• Description of the task: Using the material that follows, identify and copy each line with the string "subtitle".

• Given records:
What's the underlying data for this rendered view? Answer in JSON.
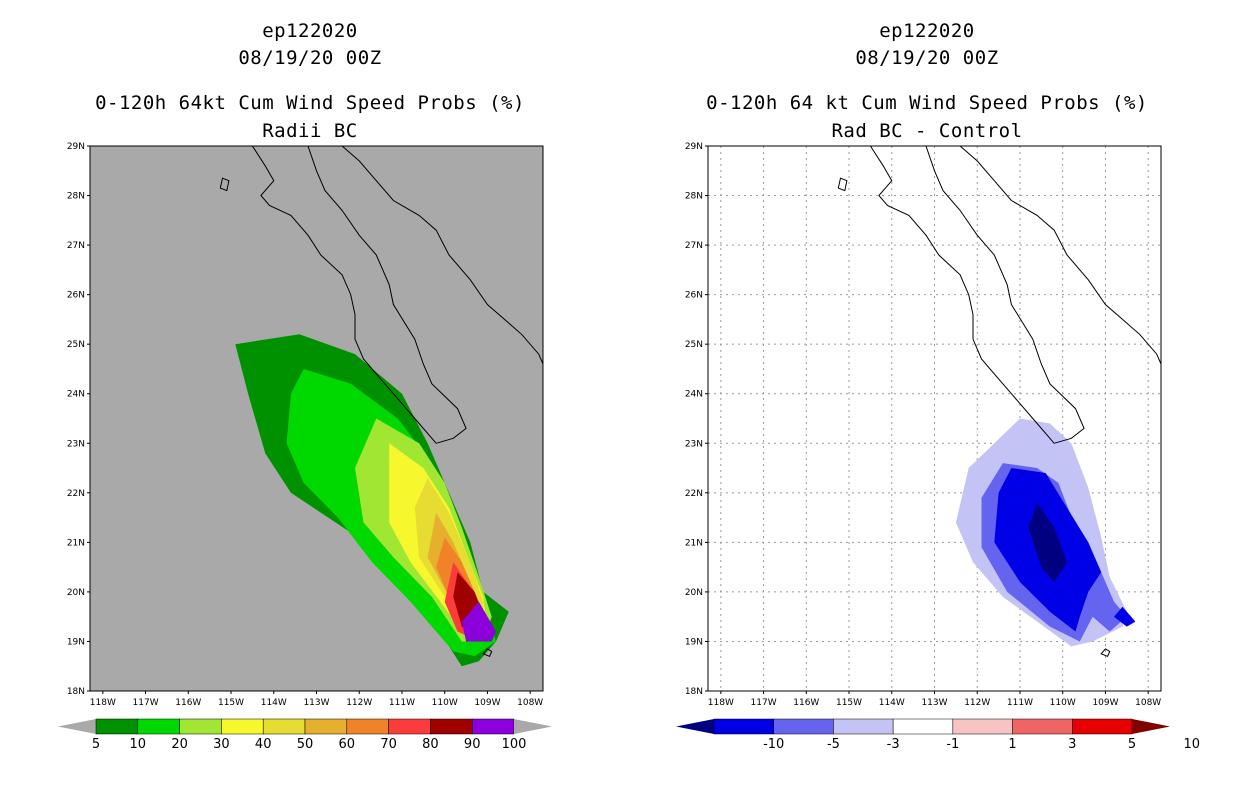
{
  "chart_data": [
    {
      "type": "heatmap",
      "panel": "left",
      "storm_id": "ep122020",
      "datetime": "08/19/20 00Z",
      "title": "0-120h 64kt Cum Wind Speed Probs (%)",
      "subtitle": "Radii BC",
      "x_ticks": [
        "118W",
        "117W",
        "116W",
        "115W",
        "114W",
        "113W",
        "112W",
        "111W",
        "110W",
        "109W",
        "108W"
      ],
      "y_ticks": [
        "18N",
        "19N",
        "20N",
        "21N",
        "22N",
        "23N",
        "24N",
        "25N",
        "26N",
        "27N",
        "28N",
        "29N"
      ],
      "xlim": [
        -118.3,
        -107.7
      ],
      "ylim": [
        18,
        29
      ],
      "background_color": "#a9a9a9",
      "grid": false,
      "colorbar": {
        "labels": [
          "5",
          "10",
          "20",
          "30",
          "40",
          "50",
          "60",
          "70",
          "80",
          "90",
          "100"
        ],
        "colors": [
          "#009100",
          "#00d900",
          "#a0e632",
          "#f7f72e",
          "#e6dc32",
          "#e6af2d",
          "#f08228",
          "#fa3c3c",
          "#a00000",
          "#8c00dc"
        ],
        "extend_colors": [
          "#a9a9a9",
          "#a9a9a9"
        ]
      },
      "contours": [
        {
          "level": 5,
          "color": "#009100",
          "points": [
            [
              -114.9,
              25.0
            ],
            [
              -113.4,
              25.2
            ],
            [
              -112.1,
              24.8
            ],
            [
              -111.0,
              24.0
            ],
            [
              -110.4,
              23.0
            ],
            [
              -109.9,
              22.0
            ],
            [
              -109.4,
              21.0
            ],
            [
              -109.1,
              20.0
            ],
            [
              -108.5,
              19.6
            ],
            [
              -108.8,
              19.0
            ],
            [
              -109.2,
              18.6
            ],
            [
              -109.6,
              18.5
            ],
            [
              -110.2,
              19.3
            ],
            [
              -111.0,
              20.1
            ],
            [
              -112.2,
              21.2
            ],
            [
              -113.6,
              22.0
            ],
            [
              -114.2,
              22.8
            ],
            [
              -114.6,
              24.0
            ]
          ]
        },
        {
          "level": 10,
          "color": "#00d900",
          "points": [
            [
              -113.3,
              24.5
            ],
            [
              -112.2,
              24.2
            ],
            [
              -111.1,
              23.5
            ],
            [
              -110.3,
              22.6
            ],
            [
              -109.8,
              21.6
            ],
            [
              -109.4,
              20.6
            ],
            [
              -109.0,
              19.6
            ],
            [
              -108.8,
              19.0
            ],
            [
              -109.3,
              18.7
            ],
            [
              -109.8,
              18.8
            ],
            [
              -110.8,
              19.8
            ],
            [
              -111.7,
              20.6
            ],
            [
              -112.5,
              21.5
            ],
            [
              -113.3,
              22.2
            ],
            [
              -113.7,
              23.0
            ],
            [
              -113.6,
              24.0
            ]
          ]
        },
        {
          "level": 20,
          "color": "#a0e632",
          "points": [
            [
              -111.6,
              23.5
            ],
            [
              -110.6,
              23.0
            ],
            [
              -110.0,
              22.2
            ],
            [
              -109.6,
              21.3
            ],
            [
              -109.2,
              20.3
            ],
            [
              -108.9,
              19.5
            ],
            [
              -109.1,
              19.0
            ],
            [
              -109.6,
              19.0
            ],
            [
              -110.3,
              19.9
            ],
            [
              -111.2,
              20.7
            ],
            [
              -111.9,
              21.4
            ],
            [
              -112.1,
              22.5
            ]
          ]
        },
        {
          "level": 30,
          "color": "#f7f72e",
          "points": [
            [
              -111.3,
              23.0
            ],
            [
              -110.5,
              22.5
            ],
            [
              -109.9,
              21.7
            ],
            [
              -109.5,
              20.8
            ],
            [
              -109.1,
              19.9
            ],
            [
              -109.0,
              19.2
            ],
            [
              -109.5,
              19.1
            ],
            [
              -110.1,
              19.8
            ],
            [
              -110.8,
              20.6
            ],
            [
              -111.3,
              21.4
            ]
          ]
        },
        {
          "level": 40,
          "color": "#e6dc32",
          "points": [
            [
              -110.4,
              22.3
            ],
            [
              -109.9,
              21.6
            ],
            [
              -109.4,
              20.6
            ],
            [
              -109.1,
              19.8
            ],
            [
              -109.1,
              19.2
            ],
            [
              -109.5,
              19.1
            ],
            [
              -110.0,
              19.9
            ],
            [
              -110.6,
              20.7
            ],
            [
              -110.7,
              21.7
            ]
          ]
        },
        {
          "level": 50,
          "color": "#e6af2d",
          "points": [
            [
              -110.2,
              21.6
            ],
            [
              -109.8,
              21.0
            ],
            [
              -109.4,
              20.2
            ],
            [
              -109.1,
              19.4
            ],
            [
              -109.5,
              19.2
            ],
            [
              -109.9,
              19.9
            ],
            [
              -110.4,
              20.7
            ]
          ]
        },
        {
          "level": 60,
          "color": "#f08228",
          "points": [
            [
              -110.0,
              21.1
            ],
            [
              -109.6,
              20.6
            ],
            [
              -109.2,
              19.8
            ],
            [
              -109.2,
              19.3
            ],
            [
              -109.6,
              19.3
            ],
            [
              -109.9,
              19.9
            ],
            [
              -110.2,
              20.5
            ]
          ]
        },
        {
          "level": 70,
          "color": "#fa3c3c",
          "points": [
            [
              -109.8,
              20.6
            ],
            [
              -109.4,
              20.1
            ],
            [
              -109.0,
              19.3
            ],
            [
              -109.2,
              19.0
            ],
            [
              -109.7,
              19.2
            ],
            [
              -110.0,
              19.8
            ]
          ]
        },
        {
          "level": 80,
          "color": "#a00000",
          "points": [
            [
              -109.7,
              20.4
            ],
            [
              -109.3,
              20.0
            ],
            [
              -109.0,
              19.3
            ],
            [
              -109.3,
              19.1
            ],
            [
              -109.6,
              19.3
            ],
            [
              -109.8,
              19.9
            ]
          ]
        },
        {
          "level": 90,
          "color": "#8c00dc",
          "points": [
            [
              -109.2,
              19.8
            ],
            [
              -108.8,
              19.2
            ],
            [
              -108.9,
              19.0
            ],
            [
              -109.5,
              19.0
            ],
            [
              -109.6,
              19.4
            ]
          ]
        }
      ]
    },
    {
      "type": "heatmap",
      "panel": "right",
      "storm_id": "ep122020",
      "datetime": "08/19/20 00Z",
      "title": "0-120h 64 kt Cum Wind Speed Probs (%)",
      "subtitle": "Rad BC - Control",
      "x_ticks": [
        "118W",
        "117W",
        "116W",
        "115W",
        "114W",
        "113W",
        "112W",
        "111W",
        "110W",
        "109W",
        "108W"
      ],
      "y_ticks": [
        "18N",
        "19N",
        "20N",
        "21N",
        "22N",
        "23N",
        "24N",
        "25N",
        "26N",
        "27N",
        "28N",
        "29N"
      ],
      "xlim": [
        -118.3,
        -107.7
      ],
      "ylim": [
        18,
        29
      ],
      "background_color": "#ffffff",
      "grid": true,
      "colorbar": {
        "labels": [
          "-10",
          "-5",
          "-3",
          "-1",
          "1",
          "3",
          "5",
          "10"
        ],
        "colors": [
          "#0000e6",
          "#6464f0",
          "#c3c3f5",
          "#ffffff",
          "#f8c3c3",
          "#f06464",
          "#e60000"
        ],
        "extend_colors": [
          "#000080",
          "#800000"
        ]
      },
      "contours": [
        {
          "level": -1,
          "color": "#c3c3f5",
          "points": [
            [
              -111.0,
              23.5
            ],
            [
              -110.3,
              23.4
            ],
            [
              -109.8,
              23.0
            ],
            [
              -109.4,
              22.1
            ],
            [
              -109.1,
              21.1
            ],
            [
              -108.9,
              20.3
            ],
            [
              -108.5,
              19.6
            ],
            [
              -108.6,
              19.3
            ],
            [
              -109.3,
              19.0
            ],
            [
              -109.8,
              18.9
            ],
            [
              -110.6,
              19.4
            ],
            [
              -111.4,
              19.9
            ],
            [
              -112.1,
              20.6
            ],
            [
              -112.5,
              21.4
            ],
            [
              -112.2,
              22.5
            ]
          ]
        },
        {
          "level": -3,
          "color": "#6464f0",
          "points": [
            [
              -111.4,
              22.6
            ],
            [
              -110.6,
              22.5
            ],
            [
              -110.1,
              22.2
            ],
            [
              -109.7,
              21.3
            ],
            [
              -109.2,
              20.6
            ],
            [
              -108.8,
              19.8
            ],
            [
              -108.5,
              19.5
            ],
            [
              -108.9,
              19.2
            ],
            [
              -109.3,
              19.5
            ],
            [
              -109.6,
              19.0
            ],
            [
              -110.3,
              19.3
            ],
            [
              -111.3,
              20.0
            ],
            [
              -111.9,
              20.9
            ],
            [
              -111.9,
              21.9
            ]
          ]
        },
        {
          "level": -5,
          "color": "#0000e6",
          "points": [
            [
              -111.2,
              22.5
            ],
            [
              -110.4,
              22.4
            ],
            [
              -109.9,
              21.7
            ],
            [
              -109.4,
              21.0
            ],
            [
              -109.1,
              20.4
            ],
            [
              -109.4,
              20.0
            ],
            [
              -109.6,
              19.5
            ],
            [
              -109.7,
              19.2
            ],
            [
              -110.3,
              19.6
            ],
            [
              -111.0,
              20.2
            ],
            [
              -111.6,
              21.0
            ],
            [
              -111.5,
              22.0
            ]
          ]
        },
        {
          "level": -10,
          "color": "#000080",
          "points": [
            [
              -110.6,
              21.8
            ],
            [
              -110.2,
              21.3
            ],
            [
              -109.9,
              20.6
            ],
            [
              -110.2,
              20.2
            ],
            [
              -110.5,
              20.5
            ],
            [
              -110.8,
              21.3
            ]
          ]
        },
        {
          "level": -5,
          "color": "#0000e6",
          "points": [
            [
              -108.6,
              19.7
            ],
            [
              -108.3,
              19.4
            ],
            [
              -108.5,
              19.3
            ],
            [
              -108.8,
              19.5
            ]
          ]
        }
      ]
    }
  ]
}
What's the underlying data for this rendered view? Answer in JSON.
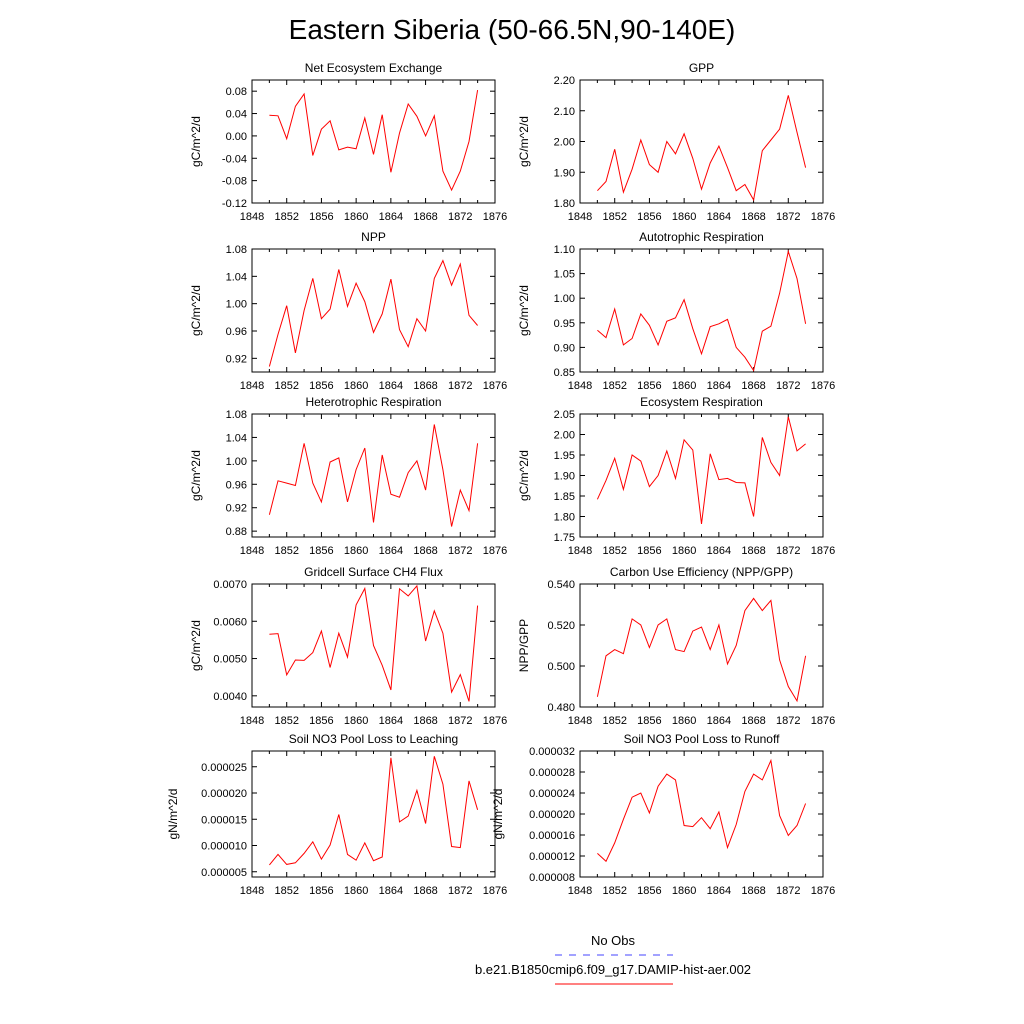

• Exercise solution:
      "subtitle": "Radii BC",
      "subtitle": "Rad BC - Control",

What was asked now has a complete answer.